# [What is being asked]
Provide only the number of lines in the listing that contain the string "corretas".

### Information given ###

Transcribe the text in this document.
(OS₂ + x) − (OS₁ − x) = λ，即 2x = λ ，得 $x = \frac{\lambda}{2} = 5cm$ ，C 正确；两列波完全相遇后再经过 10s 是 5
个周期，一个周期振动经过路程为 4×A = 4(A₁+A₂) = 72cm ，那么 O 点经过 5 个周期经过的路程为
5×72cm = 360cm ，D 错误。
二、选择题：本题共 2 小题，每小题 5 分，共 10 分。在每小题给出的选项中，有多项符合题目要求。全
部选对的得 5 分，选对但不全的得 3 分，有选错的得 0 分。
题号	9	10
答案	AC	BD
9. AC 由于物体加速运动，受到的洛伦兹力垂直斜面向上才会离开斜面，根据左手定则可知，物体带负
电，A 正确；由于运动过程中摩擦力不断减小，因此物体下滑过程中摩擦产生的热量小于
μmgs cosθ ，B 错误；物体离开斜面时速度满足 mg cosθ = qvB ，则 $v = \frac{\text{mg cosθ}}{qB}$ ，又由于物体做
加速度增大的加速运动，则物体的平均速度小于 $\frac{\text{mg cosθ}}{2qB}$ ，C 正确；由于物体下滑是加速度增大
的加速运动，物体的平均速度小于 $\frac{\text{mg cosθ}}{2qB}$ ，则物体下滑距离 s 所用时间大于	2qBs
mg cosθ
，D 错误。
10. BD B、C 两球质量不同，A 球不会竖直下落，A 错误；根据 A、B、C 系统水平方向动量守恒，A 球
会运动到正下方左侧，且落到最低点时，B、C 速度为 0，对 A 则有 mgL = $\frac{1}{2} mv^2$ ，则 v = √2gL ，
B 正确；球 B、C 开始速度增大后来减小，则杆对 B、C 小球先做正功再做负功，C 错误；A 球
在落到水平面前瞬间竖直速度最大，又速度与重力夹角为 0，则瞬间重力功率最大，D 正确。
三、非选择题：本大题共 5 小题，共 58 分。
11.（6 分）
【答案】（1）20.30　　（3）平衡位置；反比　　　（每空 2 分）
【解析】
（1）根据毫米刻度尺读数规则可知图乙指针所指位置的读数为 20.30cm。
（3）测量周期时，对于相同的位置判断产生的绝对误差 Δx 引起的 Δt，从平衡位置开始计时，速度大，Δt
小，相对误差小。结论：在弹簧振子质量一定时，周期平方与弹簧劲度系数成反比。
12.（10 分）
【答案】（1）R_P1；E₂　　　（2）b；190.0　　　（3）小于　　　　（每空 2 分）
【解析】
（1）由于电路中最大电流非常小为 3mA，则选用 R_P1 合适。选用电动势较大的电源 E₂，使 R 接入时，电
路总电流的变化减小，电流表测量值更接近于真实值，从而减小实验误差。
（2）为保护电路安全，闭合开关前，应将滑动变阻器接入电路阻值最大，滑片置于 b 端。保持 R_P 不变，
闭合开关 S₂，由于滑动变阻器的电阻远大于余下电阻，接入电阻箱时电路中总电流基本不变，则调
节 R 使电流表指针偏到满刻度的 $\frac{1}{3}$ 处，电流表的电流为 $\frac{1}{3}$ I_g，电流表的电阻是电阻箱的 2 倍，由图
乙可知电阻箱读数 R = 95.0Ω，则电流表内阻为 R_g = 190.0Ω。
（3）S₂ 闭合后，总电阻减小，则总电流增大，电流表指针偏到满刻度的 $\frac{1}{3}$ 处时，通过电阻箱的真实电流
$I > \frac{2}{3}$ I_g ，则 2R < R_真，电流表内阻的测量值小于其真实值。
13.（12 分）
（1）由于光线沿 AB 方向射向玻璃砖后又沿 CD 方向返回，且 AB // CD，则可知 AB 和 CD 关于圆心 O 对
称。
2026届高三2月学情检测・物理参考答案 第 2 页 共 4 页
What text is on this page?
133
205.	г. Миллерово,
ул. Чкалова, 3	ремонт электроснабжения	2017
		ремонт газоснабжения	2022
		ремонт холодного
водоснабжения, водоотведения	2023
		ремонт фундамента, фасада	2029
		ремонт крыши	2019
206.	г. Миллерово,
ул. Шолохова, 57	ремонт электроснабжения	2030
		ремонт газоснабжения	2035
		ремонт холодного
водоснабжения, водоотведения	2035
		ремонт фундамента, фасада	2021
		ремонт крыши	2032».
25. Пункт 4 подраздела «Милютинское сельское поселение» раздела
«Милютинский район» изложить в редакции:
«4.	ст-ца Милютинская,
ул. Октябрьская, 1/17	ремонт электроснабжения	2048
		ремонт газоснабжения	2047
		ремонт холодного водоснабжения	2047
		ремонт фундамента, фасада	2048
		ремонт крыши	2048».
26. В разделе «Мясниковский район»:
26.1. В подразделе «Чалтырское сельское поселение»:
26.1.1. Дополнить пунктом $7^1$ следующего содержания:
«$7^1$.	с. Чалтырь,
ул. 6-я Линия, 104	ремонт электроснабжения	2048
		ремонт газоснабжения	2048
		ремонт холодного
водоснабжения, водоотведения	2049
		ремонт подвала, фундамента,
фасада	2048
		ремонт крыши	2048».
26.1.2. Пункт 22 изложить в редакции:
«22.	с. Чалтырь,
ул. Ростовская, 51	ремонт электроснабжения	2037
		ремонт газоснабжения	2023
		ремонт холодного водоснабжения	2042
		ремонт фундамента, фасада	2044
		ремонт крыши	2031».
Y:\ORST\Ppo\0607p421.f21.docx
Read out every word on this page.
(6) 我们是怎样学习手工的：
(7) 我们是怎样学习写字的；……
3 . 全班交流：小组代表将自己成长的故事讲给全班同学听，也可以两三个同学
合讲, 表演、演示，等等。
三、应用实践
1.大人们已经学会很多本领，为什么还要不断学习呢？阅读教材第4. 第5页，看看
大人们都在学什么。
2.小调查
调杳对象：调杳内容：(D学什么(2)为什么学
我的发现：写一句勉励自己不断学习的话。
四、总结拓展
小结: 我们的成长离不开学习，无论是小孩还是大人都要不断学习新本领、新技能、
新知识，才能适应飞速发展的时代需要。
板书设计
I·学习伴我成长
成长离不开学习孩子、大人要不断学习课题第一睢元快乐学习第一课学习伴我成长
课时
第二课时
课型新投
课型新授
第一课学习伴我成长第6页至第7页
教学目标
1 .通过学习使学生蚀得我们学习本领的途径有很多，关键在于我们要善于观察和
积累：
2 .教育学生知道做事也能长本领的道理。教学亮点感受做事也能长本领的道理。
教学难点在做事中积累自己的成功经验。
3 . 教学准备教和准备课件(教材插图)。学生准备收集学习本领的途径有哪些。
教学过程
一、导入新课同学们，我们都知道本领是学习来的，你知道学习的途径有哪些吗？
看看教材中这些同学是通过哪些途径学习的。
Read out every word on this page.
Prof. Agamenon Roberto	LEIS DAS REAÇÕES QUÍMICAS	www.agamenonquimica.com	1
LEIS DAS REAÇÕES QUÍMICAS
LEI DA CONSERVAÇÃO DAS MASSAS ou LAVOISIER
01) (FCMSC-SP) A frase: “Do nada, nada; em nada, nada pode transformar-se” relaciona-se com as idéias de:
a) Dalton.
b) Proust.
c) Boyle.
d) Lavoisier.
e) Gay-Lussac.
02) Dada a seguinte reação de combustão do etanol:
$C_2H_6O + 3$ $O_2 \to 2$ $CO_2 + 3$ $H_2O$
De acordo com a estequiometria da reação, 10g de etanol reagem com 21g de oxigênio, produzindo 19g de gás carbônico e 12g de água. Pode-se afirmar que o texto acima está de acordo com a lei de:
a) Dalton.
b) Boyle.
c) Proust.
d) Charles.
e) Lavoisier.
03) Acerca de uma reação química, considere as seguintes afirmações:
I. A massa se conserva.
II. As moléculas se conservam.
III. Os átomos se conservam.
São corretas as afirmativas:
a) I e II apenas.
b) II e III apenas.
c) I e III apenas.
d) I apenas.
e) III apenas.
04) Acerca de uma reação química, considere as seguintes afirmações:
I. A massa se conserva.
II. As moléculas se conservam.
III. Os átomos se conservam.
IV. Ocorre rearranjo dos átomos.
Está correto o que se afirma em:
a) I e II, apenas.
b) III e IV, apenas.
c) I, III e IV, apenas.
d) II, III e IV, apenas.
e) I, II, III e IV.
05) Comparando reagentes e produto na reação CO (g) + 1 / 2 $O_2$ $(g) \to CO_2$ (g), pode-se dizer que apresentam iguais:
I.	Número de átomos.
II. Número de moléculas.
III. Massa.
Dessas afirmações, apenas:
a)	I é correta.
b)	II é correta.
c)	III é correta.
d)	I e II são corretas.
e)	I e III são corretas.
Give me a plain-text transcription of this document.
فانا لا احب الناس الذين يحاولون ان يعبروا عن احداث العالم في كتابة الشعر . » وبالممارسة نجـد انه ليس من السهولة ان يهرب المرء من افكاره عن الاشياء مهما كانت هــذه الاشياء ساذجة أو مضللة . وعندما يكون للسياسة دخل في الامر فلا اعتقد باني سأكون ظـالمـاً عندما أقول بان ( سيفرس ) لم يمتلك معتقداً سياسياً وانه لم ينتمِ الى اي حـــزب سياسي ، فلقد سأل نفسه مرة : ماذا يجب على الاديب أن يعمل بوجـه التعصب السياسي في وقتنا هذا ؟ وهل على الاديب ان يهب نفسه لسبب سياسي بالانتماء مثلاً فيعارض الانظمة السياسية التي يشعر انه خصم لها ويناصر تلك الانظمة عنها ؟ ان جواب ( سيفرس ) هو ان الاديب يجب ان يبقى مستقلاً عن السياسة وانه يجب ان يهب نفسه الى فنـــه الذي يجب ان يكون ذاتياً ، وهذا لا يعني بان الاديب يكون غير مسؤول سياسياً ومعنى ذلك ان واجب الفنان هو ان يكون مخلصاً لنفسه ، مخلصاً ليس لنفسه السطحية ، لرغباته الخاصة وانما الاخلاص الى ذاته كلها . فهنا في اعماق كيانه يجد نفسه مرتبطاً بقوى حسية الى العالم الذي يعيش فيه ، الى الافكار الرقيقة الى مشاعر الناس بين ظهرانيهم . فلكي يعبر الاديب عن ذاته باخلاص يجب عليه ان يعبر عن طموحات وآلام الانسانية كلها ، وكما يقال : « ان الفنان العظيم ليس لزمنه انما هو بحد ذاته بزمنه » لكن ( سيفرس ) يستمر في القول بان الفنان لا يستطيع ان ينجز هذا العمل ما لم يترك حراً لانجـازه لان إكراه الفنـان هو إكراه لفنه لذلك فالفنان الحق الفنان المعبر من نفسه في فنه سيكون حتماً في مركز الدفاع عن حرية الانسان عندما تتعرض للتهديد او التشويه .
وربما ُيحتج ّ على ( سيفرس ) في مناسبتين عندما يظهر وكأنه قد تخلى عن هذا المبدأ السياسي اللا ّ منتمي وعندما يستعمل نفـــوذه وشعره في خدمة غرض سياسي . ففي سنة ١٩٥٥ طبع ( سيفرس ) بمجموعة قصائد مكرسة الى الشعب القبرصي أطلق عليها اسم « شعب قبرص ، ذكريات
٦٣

###

# [Response]
3